Reproduce the section of the Valentine's Day article that starts at "TI is a non-political" and ends at "the late 1970s.".

■ **Page excerpt**
— Begin —
Published 14 Feb, 2013 08:55am

The heart’s filthy lesson

A few days before this year's Valentine's Day, a couple of billboards began appearing in Karachi asking young people to say no to Valentine's Day because it promoted obscenity and contradicted the teachings of Islam.

The anti-Valentine's Day campaign is the brainchild of the cultural wing of an organisation called Tanzeem-e-Islami (TI).

TI is a non-political Islamic organisation that was formed by Islamic scholar, Dr. Israr Ahmed, in 1957 when as a young member of the fundamentalist Jamat-i-Islami (JI) he resigned from the party after it had decided to take part in Pakistan’s mainstream politics.

The TI functioned as a conventional religious organisation sharing Dr. Israr’s commentaries on the Quran and Hadith with the few followers that it had gathered between 1957 and the late 1970s.

However, TI’s following began to grow after General Ziaul Haq pulled off a reactionary military coup in July 1977.

In 1981 the state-owned Pakistan television channel, the PTV, was asked by Ziaul Haq himself to give Dr. Israr a weekly show.

The show became one of the first in Pakistan in which an Islamic scholar would sit in front of an audience and deliver lectures on Islam.
— End —
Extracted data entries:
— Begin —
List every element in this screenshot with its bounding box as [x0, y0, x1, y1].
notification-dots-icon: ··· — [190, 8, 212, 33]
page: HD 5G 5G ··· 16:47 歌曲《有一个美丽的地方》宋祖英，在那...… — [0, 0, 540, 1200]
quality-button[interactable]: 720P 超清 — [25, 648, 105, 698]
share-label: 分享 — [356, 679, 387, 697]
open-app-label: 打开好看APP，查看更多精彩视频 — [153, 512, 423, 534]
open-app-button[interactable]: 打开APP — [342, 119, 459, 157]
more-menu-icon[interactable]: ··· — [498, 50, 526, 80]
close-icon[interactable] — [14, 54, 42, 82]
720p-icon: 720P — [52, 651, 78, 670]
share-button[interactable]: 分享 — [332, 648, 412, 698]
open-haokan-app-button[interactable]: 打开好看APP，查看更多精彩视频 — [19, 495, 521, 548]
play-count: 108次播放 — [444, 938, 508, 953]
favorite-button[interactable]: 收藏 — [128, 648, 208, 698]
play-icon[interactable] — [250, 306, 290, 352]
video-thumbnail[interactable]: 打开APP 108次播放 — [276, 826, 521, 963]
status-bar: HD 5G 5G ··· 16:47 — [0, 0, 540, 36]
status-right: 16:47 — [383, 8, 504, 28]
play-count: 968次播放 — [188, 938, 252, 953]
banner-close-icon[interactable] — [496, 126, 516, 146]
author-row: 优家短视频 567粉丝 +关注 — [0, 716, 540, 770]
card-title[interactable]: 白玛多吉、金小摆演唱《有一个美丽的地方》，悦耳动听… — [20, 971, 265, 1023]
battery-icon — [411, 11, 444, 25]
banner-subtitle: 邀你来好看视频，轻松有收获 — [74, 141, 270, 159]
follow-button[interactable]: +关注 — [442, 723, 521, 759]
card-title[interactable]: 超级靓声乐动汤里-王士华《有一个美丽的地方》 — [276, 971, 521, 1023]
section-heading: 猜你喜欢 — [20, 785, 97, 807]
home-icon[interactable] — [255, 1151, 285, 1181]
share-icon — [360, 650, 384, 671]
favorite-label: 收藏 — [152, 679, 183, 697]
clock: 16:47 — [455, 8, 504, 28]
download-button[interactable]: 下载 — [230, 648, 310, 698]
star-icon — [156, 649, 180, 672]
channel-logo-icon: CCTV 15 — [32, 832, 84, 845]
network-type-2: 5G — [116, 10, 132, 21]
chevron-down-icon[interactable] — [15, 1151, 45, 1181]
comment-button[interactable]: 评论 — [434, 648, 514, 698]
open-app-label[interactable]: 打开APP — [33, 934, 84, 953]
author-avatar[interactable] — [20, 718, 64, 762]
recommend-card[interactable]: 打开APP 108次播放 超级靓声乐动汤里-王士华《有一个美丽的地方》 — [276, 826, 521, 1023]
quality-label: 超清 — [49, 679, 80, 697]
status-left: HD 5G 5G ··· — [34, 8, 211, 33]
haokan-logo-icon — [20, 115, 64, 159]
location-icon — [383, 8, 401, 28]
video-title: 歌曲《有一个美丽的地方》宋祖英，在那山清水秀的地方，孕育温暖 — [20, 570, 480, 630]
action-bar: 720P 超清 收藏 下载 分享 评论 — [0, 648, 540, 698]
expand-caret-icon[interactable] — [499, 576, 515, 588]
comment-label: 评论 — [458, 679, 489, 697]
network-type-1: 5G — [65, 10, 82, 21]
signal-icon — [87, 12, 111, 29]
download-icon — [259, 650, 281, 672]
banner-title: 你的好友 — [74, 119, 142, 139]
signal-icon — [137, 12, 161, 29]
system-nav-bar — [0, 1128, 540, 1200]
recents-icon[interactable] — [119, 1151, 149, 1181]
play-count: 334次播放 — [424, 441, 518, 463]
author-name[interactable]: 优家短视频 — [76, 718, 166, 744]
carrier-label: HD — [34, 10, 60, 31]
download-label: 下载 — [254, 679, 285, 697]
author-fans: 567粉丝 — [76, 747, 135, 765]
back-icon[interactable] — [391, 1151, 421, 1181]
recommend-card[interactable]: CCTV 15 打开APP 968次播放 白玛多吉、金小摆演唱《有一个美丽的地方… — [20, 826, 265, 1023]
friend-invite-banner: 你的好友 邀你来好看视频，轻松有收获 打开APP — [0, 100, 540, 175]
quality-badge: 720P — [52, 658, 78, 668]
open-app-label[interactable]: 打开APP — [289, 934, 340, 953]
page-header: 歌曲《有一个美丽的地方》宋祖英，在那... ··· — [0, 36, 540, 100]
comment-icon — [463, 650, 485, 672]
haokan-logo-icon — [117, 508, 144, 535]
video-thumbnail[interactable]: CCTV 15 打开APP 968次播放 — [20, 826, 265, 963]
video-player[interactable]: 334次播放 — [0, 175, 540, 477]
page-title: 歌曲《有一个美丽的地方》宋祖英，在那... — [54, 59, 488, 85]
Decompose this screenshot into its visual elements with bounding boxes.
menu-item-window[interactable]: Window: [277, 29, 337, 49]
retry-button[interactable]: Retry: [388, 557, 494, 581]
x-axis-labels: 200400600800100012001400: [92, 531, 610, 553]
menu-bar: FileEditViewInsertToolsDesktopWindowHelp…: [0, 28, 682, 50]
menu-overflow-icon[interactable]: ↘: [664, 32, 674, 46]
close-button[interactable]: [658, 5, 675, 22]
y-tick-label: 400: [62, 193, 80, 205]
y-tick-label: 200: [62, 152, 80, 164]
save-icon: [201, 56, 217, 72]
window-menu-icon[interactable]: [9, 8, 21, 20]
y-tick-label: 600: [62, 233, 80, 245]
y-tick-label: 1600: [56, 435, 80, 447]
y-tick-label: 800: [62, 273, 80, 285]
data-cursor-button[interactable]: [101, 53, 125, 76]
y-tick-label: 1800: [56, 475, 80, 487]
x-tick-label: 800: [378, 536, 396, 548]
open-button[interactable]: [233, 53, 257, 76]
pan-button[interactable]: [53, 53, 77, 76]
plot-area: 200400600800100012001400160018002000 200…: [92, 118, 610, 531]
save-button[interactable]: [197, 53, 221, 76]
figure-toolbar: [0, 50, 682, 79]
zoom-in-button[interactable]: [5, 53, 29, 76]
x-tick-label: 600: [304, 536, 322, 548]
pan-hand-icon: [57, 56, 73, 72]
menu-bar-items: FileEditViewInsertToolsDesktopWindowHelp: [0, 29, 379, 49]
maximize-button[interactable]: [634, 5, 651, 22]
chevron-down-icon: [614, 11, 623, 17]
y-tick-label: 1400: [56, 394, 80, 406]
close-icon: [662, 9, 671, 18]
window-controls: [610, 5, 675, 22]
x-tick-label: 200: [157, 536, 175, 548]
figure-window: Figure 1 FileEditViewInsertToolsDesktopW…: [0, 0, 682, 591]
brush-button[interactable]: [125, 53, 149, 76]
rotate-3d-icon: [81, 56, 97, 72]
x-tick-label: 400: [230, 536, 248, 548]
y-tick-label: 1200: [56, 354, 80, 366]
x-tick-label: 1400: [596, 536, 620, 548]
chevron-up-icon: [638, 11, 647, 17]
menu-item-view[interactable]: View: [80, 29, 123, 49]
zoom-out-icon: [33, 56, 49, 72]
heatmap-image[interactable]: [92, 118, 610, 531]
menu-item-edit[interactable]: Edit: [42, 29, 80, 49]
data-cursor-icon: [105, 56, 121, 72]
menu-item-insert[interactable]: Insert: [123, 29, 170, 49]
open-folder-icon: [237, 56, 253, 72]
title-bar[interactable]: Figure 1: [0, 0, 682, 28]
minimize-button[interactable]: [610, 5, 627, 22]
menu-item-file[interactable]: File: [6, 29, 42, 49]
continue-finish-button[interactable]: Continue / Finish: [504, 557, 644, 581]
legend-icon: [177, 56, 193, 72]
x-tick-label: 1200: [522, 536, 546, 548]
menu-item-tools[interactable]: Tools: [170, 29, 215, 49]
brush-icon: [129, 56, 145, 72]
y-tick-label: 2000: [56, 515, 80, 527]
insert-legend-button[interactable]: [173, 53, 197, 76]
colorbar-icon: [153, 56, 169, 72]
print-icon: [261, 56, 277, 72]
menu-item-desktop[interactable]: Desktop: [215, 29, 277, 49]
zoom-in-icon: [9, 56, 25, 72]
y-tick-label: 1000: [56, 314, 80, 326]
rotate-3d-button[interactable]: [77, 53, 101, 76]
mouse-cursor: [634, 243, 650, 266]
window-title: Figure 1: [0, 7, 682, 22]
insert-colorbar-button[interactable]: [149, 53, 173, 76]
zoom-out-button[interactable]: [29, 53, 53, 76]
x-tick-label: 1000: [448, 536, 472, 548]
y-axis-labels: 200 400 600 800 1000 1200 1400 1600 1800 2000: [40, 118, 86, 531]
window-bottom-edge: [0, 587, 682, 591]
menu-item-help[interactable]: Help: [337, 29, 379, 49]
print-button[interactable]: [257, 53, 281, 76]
— End —
■ **Reply to the exercise**
TI is a non-political Islamic organisation that was formed by Islamic scholar, Dr. Israr Ahmed, in 1957 when as a young member of the fundamentalist Jamat-i-Islami (JI) he resigned from the party after it had decided to take part in Pakistan’s mainstream politics.

The TI functioned as a conventional religious organisation sharing Dr. Israr’s commentaries on the Quran and Hadith with the few followers that it had gathered between 1957 and the late 1970s.